#### [Problem details]
Keep only the lines of the data below that contain "风力稍小", and copy them.

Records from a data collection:
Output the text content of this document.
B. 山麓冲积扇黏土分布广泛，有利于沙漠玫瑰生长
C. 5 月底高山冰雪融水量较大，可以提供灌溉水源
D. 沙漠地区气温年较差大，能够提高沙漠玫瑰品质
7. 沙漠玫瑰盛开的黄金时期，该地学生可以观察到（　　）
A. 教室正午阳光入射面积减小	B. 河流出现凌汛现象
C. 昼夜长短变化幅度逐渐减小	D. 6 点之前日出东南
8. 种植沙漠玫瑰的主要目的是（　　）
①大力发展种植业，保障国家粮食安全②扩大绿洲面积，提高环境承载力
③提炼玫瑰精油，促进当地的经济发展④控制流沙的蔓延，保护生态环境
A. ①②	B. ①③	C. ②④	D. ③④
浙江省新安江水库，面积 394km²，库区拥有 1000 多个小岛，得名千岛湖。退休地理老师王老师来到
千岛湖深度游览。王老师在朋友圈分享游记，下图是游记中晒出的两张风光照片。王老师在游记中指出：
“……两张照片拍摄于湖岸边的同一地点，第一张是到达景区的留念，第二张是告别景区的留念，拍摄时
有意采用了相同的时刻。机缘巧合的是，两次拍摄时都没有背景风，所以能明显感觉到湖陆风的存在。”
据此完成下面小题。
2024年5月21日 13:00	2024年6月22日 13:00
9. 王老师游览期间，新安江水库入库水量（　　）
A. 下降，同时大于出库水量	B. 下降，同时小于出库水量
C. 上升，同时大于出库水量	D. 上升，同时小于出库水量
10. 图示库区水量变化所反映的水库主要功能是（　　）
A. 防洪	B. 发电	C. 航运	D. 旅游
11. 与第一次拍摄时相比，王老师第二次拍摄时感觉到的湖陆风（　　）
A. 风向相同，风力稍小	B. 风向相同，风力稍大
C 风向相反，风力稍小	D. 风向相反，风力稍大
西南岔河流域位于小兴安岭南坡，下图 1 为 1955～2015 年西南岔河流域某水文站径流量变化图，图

#### [Written solution]
A. 风向相同，风力稍小	B. 风向相同，风力稍大
C 风向相反，风力稍小	D. 风向相反，风力稍大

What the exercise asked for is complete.